Written task: Restate the complete material exactly.

Extracted data:
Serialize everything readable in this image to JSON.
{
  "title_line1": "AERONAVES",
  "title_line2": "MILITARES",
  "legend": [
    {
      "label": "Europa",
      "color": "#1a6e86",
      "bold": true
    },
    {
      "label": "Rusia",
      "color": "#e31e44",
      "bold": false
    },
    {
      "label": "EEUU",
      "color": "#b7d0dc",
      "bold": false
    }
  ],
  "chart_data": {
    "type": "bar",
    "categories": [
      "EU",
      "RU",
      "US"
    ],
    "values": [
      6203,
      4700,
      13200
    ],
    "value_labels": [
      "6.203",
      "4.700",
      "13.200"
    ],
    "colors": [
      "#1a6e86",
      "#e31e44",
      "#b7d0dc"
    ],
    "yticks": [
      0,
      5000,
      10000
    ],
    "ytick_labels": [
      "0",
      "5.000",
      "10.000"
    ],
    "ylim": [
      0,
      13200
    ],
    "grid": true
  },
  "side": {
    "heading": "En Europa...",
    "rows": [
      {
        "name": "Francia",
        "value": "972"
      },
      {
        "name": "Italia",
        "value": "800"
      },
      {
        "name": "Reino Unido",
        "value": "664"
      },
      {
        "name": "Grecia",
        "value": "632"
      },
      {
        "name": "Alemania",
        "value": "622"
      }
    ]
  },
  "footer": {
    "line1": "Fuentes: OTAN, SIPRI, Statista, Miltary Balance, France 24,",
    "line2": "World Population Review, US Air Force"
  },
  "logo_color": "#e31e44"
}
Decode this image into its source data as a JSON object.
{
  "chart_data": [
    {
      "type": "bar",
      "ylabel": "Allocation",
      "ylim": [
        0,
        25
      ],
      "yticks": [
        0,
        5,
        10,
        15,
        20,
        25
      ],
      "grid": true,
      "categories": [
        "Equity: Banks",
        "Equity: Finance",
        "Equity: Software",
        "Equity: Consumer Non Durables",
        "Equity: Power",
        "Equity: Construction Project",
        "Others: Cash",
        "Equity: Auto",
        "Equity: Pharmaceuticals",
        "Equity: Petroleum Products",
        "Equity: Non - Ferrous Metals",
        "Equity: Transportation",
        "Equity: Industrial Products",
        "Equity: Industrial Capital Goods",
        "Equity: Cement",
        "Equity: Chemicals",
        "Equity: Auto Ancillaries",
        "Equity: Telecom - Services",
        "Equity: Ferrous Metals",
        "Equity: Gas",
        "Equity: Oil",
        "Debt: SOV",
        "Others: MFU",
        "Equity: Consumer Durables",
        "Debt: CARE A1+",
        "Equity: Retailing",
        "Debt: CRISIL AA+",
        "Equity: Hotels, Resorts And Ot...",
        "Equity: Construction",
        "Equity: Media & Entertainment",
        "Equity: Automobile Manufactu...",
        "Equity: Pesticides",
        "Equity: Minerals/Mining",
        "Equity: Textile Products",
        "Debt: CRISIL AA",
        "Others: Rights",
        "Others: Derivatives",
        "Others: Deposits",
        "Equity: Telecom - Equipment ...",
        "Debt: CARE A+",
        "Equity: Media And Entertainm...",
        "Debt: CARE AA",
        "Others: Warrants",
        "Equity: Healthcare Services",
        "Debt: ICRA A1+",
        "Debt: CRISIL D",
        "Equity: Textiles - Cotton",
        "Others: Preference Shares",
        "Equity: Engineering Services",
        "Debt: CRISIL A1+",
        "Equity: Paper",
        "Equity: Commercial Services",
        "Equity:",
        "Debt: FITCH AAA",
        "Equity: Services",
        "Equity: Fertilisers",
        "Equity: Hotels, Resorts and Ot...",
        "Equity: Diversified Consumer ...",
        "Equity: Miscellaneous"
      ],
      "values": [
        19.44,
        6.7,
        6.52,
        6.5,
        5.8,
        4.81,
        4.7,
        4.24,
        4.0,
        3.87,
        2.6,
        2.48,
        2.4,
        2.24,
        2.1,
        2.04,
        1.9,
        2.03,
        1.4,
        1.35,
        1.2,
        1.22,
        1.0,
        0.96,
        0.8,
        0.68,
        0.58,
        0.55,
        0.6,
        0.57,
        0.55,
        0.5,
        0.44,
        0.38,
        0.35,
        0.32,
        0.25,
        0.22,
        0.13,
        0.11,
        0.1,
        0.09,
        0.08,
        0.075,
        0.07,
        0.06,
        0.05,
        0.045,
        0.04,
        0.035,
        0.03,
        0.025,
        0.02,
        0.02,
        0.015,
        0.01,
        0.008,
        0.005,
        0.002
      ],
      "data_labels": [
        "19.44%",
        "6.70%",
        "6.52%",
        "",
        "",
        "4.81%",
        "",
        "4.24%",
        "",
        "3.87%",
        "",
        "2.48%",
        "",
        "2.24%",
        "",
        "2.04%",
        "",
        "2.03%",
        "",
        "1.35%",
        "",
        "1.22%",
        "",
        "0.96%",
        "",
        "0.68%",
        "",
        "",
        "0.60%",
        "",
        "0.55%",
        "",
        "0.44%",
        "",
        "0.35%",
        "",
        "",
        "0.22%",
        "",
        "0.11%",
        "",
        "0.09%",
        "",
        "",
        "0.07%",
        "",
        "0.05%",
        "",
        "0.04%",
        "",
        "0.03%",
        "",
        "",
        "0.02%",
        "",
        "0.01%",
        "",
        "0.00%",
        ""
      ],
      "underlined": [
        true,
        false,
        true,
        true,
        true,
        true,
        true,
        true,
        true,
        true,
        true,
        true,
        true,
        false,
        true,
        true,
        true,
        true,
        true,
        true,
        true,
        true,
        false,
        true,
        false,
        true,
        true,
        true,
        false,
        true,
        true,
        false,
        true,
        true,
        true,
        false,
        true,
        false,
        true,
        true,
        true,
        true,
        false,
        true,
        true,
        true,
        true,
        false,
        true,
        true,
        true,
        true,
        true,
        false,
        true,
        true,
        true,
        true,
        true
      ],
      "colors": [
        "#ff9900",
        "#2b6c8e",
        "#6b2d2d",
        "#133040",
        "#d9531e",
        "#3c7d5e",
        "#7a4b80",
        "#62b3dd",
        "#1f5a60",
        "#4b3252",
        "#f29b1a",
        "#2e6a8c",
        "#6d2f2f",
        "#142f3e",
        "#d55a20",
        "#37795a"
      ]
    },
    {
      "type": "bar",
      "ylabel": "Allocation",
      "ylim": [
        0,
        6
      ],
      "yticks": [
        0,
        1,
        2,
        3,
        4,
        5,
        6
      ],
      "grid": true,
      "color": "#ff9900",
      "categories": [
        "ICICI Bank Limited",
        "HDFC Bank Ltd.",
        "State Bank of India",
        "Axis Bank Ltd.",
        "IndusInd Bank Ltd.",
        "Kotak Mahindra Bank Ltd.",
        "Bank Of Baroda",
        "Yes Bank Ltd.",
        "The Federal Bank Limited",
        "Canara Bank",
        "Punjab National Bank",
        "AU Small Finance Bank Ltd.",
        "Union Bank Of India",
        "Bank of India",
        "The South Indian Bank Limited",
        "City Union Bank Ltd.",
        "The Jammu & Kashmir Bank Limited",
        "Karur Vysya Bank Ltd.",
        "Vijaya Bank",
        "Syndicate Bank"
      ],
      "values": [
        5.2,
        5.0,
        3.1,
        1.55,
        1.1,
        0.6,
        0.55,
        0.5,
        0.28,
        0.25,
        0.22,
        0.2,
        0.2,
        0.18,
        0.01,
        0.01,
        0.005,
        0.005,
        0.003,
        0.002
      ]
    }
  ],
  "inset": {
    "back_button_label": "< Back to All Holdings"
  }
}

Worked answer:
Serialize everything readable in this image to JSON.
{
  "title_line1": "AERONAVES",
  "title_line2": "MILITARES",
  "legend": [
    {
      "label": "Europa",
      "color": "#1a6e86",
      "bold": true
    },
    {
      "label": "Rusia",
      "color": "#e31e44",
      "bold": false
    },
    {
      "label": "EEUU",
      "color": "#b7d0dc",
      "bold": false
    }
  ],
  "chart_data": {
    "type": "bar",
    "categories": [
      "EU",
      "RU",
      "US"
    ],
    "values": [
      6203,
      4700,
      13200
    ],
    "value_labels": [
      "6.203",
      "4.700",
      "13.200"
    ],
    "colors": [
      "#1a6e86",
      "#e31e44",
      "#b7d0dc"
    ],
    "yticks": [
      0,
      5000,
      10000
    ],
    "ytick_labels": [
      "0",
      "5.000",
      "10.000"
    ],
    "ylim": [
      0,
      13200
    ],
    "grid": true
  },
  "side": {
    "heading": "En Europa...",
    "rows": [
      {
        "name": "Francia",
        "value": "972"
      },
      {
        "name": "Italia",
        "value": "800"
      },
      {
        "name": "Reino Unido",
        "value": "664"
      },
      {
        "name": "Grecia",
        "value": "632"
      },
      {
        "name": "Alemania",
        "value": "622"
      }
    ]
  },
  "footer": {
    "line1": "Fuentes: OTAN, SIPRI, Statista, Miltary Balance, France 24,",
    "line2": "World Population Review, US Air Force"
  },
  "logo_color": "#e31e44"
}
Decode this image into its source data as a JSON object.
{
  "chart_data": [
    {
      "type": "bar",
      "ylabel": "Allocation",
      "ylim": [
        0,
        25
      ],
      "yticks": [
        0,
        5,
        10,
        15,
        20,
        25
      ],
      "grid": true,
      "categories": [
        "Equity: Banks",
        "Equity: Finance",
        "Equity: Software",
        "Equity: Consumer Non Durables",
        "Equity: Power",
        "Equity: Construction Project",
        "Others: Cash",
        "Equity: Auto",
        "Equity: Pharmaceuticals",
        "Equity: Petroleum Products",
        "Equity: Non - Ferrous Metals",
        "Equity: Transportation",
        "Equity: Industrial Products",
        "Equity: Industrial Capital Goods",
        "Equity: Cement",
        "Equity: Chemicals",
        "Equity: Auto Ancillaries",
        "Equity: Telecom - Services",
        "Equity: Ferrous Metals",
        "Equity: Gas",
        "Equity: Oil",
        "Debt: SOV",
        "Others: MFU",
        "Equity: Consumer Durables",
        "Debt: CARE A1+",
        "Equity: Retailing",
        "Debt: CRISIL AA+",
        "Equity: Hotels, Resorts And Ot...",
        "Equity: Construction",
        "Equity: Media & Entertainment",
        "Equity: Automobile Manufactu...",
        "Equity: Pesticides",
        "Equity: Minerals/Mining",
        "Equity: Textile Products",
        "Debt: CRISIL AA",
        "Others: Rights",
        "Others: Derivatives",
        "Others: Deposits",
        "Equity: Telecom - Equipment ...",
        "Debt: CARE A+",
        "Equity: Media And Entertainm...",
        "Debt: CARE AA",
        "Others: Warrants",
        "Equity: Healthcare Services",
        "Debt: ICRA A1+",
        "Debt: CRISIL D",
        "Equity: Textiles - Cotton",
        "Others: Preference Shares",
        "Equity: Engineering Services",
        "Debt: CRISIL A1+",
        "Equity: Paper",
        "Equity: Commercial Services",
        "Equity:",
        "Debt: FITCH AAA",
        "Equity: Services",
        "Equity: Fertilisers",
        "Equity: Hotels, Resorts and Ot...",
        "Equity: Diversified Consumer ...",
        "Equity: Miscellaneous"
      ],
      "values": [
        19.44,
        6.7,
        6.52,
        6.5,
        5.8,
        4.81,
        4.7,
        4.24,
        4.0,
        3.87,
        2.6,
        2.48,
        2.4,
        2.24,
        2.1,
        2.04,
        1.9,
        2.03,
        1.4,
        1.35,
        1.2,
        1.22,
        1.0,
        0.96,
        0.8,
        0.68,
        0.58,
        0.55,
        0.6,
        0.57,
        0.55,
        0.5,
        0.44,
        0.38,
        0.35,
        0.32,
        0.25,
        0.22,
        0.13,
        0.11,
        0.1,
        0.09,
        0.08,
        0.075,
        0.07,
        0.06,
        0.05,
        0.045,
        0.04,
        0.035,
        0.03,
        0.025,
        0.02,
        0.02,
        0.015,
        0.01,
        0.008,
        0.005,
        0.002
      ],
      "data_labels": [
        "19.44%",
        "6.70%",
        "6.52%",
        "",
        "",
        "4.81%",
        "",
        "4.24%",
        "",
        "3.87%",
        "",
        "2.48%",
        "",
        "2.24%",
        "",
        "2.04%",
        "",
        "2.03%",
        "",
        "1.35%",
        "",
        "1.22%",
        "",
        "0.96%",
        "",
        "0.68%",
        "",
        "",
        "0.60%",
        "",
        "0.55%",
        "",
        "0.44%",
        "",
        "0.35%",
        "",
        "",
        "0.22%",
        "",
        "0.11%",
        "",
        "0.09%",
        "",
        "",
        "0.07%",
        "",
        "0.05%",
        "",
        "0.04%",
        "",
        "0.03%",
        "",
        "",
        "0.02%",
        "",
        "0.01%",
        "",
        "0.00%",
        ""
      ],
      "underlined": [
        true,
        false,
        true,
        true,
        true,
        true,
        true,
        true,
        true,
        true,
        true,
        true,
        true,
        false,
        true,
        true,
        true,
        true,
        true,
        true,
        true,
        true,
        false,
        true,
        false,
        true,
        true,
        true,
        false,
        true,
        true,
        false,
        true,
        true,
        true,
        false,
        true,
        false,
        true,
        true,
        true,
        true,
        false,
        true,
        true,
        true,
        true,
        false,
        true,
        true,
        true,
        true,
        true,
        false,
        true,
        true,
        true,
        true,
        true
      ],
      "colors": [
        "#ff9900",
        "#2b6c8e",
        "#6b2d2d",
        "#133040",
        "#d9531e",
        "#3c7d5e",
        "#7a4b80",
        "#62b3dd",
        "#1f5a60",
        "#4b3252",
        "#f29b1a",
        "#2e6a8c",
        "#6d2f2f",
        "#142f3e",
        "#d55a20",
        "#37795a"
      ]
    },
    {
      "type": "bar",
      "ylabel": "Allocation",
      "ylim": [
        0,
        6
      ],
      "yticks": [
        0,
        1,
        2,
        3,
        4,
        5,
        6
      ],
      "grid": true,
      "color": "#ff9900",
      "categories": [
        "ICICI Bank Limited",
        "HDFC Bank Ltd.",
        "State Bank of India",
        "Axis Bank Ltd.",
        "IndusInd Bank Ltd.",
        "Kotak Mahindra Bank Ltd.",
        "Bank Of Baroda",
        "Yes Bank Ltd.",
        "The Federal Bank Limited",
        "Canara Bank",
        "Punjab National Bank",
        "AU Small Finance Bank Ltd.",
        "Union Bank Of India",
        "Bank of India",
        "The South Indian Bank Limited",
        "City Union Bank Ltd.",
        "The Jammu & Kashmir Bank Limited",
        "Karur Vysya Bank Ltd.",
        "Vijaya Bank",
        "Syndicate Bank"
      ],
      "values": [
        5.2,
        5.0,
        3.1,
        1.55,
        1.1,
        0.6,
        0.55,
        0.5,
        0.28,
        0.25,
        0.22,
        0.2,
        0.2,
        0.18,
        0.01,
        0.01,
        0.005,
        0.005,
        0.003,
        0.002
      ]
    }
  ],
  "inset": {
    "back_button_label": "< Back to All Holdings"
  }
}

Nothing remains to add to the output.